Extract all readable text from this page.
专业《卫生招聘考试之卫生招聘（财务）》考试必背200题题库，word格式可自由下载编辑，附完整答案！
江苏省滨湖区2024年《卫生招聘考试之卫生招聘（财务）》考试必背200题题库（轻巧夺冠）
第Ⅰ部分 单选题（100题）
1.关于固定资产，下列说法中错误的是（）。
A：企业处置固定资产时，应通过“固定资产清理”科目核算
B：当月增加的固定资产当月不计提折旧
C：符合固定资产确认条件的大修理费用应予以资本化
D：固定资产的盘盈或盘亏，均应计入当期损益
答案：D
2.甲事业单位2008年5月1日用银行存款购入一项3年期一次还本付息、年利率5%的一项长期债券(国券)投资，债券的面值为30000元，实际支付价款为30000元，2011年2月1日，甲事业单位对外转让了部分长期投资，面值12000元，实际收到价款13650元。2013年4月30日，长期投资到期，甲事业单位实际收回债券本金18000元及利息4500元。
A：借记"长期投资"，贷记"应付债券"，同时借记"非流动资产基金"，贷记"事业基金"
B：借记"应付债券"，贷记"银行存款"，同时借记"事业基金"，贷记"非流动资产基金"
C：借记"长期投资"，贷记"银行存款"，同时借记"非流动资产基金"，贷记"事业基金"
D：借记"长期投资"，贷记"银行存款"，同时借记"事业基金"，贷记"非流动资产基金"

--- WHAT YOU SHOULD DO ---
Write out all the entries exactly.

--- FINISHED EXERCISE ---
Extract all readable text from this page.
专业《卫生招聘考试之卫生招聘（财务）》考试必背200题题库，word格式可自由下载编辑，附完整答案！
江苏省滨湖区2024年《卫生招聘考试之卫生招聘（财务）》考试必背200题题库（轻巧夺冠）
第Ⅰ部分 单选题（100题）
1.关于固定资产，下列说法中错误的是（）。
A：企业处置固定资产时，应通过“固定资产清理”科目核算
B：当月增加的固定资产当月不计提折旧
C：符合固定资产确认条件的大修理费用应予以资本化
D：固定资产的盘盈或盘亏，均应计入当期损益
答案：D
2.甲事业单位2008年5月1日用银行存款购入一项3年期一次还本付息、年利率5%的一项长期债券(国券)投资，债券的面值为30000元，实际支付价款为30000元，2011年2月1日，甲事业单位对外转让了部分长期投资，面值12000元，实际收到价款13650元。2013年4月30日，长期投资到期，甲事业单位实际收回债券本金18000元及利息4500元。
A：借记"长期投资"，贷记"应付债券"，同时借记"非流动资产基金"，贷记"事业基金"
B：借记"应付债券"，贷记"银行存款"，同时借记"事业基金"，贷记"非流动资产基金"
C：借记"长期投资"，贷记"银行存款"，同时借记"非流动资产基金"，贷记"事业基金"
D：借记"长期投资"，贷记"银行存款"，同时借记"事业基金"，贷记"非流动资产基金"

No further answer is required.